**Task requirements:** Review the lines that follow and copy each one that contains the word "государственные".

Start Data shown

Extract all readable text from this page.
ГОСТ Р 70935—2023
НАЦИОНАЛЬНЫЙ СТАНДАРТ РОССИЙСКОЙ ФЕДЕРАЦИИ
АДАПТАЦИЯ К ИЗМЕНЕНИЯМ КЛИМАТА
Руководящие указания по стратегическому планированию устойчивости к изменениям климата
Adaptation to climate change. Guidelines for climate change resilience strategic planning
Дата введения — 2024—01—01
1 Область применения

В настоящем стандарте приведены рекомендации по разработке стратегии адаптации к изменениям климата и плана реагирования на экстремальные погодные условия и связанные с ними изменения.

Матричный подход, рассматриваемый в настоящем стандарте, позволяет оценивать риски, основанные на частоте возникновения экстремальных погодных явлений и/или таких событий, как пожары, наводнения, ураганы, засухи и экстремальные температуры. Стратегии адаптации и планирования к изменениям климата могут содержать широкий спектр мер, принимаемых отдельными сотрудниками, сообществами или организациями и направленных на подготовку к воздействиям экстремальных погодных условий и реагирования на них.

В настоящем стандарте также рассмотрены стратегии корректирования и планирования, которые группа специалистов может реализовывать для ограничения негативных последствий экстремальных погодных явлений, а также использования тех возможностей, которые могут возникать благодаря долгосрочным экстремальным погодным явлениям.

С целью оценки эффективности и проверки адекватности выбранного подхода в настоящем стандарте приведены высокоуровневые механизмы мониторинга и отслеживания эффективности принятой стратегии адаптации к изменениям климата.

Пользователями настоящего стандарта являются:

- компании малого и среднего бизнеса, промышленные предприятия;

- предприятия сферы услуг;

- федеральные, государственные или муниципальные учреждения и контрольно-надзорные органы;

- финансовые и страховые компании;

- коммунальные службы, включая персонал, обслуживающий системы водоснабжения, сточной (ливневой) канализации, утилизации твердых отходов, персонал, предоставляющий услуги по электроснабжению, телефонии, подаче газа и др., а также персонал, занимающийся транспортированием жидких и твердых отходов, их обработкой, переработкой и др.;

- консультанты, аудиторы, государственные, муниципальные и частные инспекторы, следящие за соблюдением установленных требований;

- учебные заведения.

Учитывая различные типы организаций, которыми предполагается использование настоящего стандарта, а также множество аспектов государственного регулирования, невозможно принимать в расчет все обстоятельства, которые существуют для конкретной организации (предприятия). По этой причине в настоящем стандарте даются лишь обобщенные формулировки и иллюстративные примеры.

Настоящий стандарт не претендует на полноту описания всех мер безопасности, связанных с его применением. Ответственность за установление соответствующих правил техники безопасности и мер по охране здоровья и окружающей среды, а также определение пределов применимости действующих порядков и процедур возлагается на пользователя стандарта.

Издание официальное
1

End Data shown

**Task output:**
- федеральные, государственные или муниципальные учреждения и контрольно-надзорные органы;
- консультанты, аудиторы, государственные, муниципальные и частные инспекторы, следящие за соблюдением установленных требований;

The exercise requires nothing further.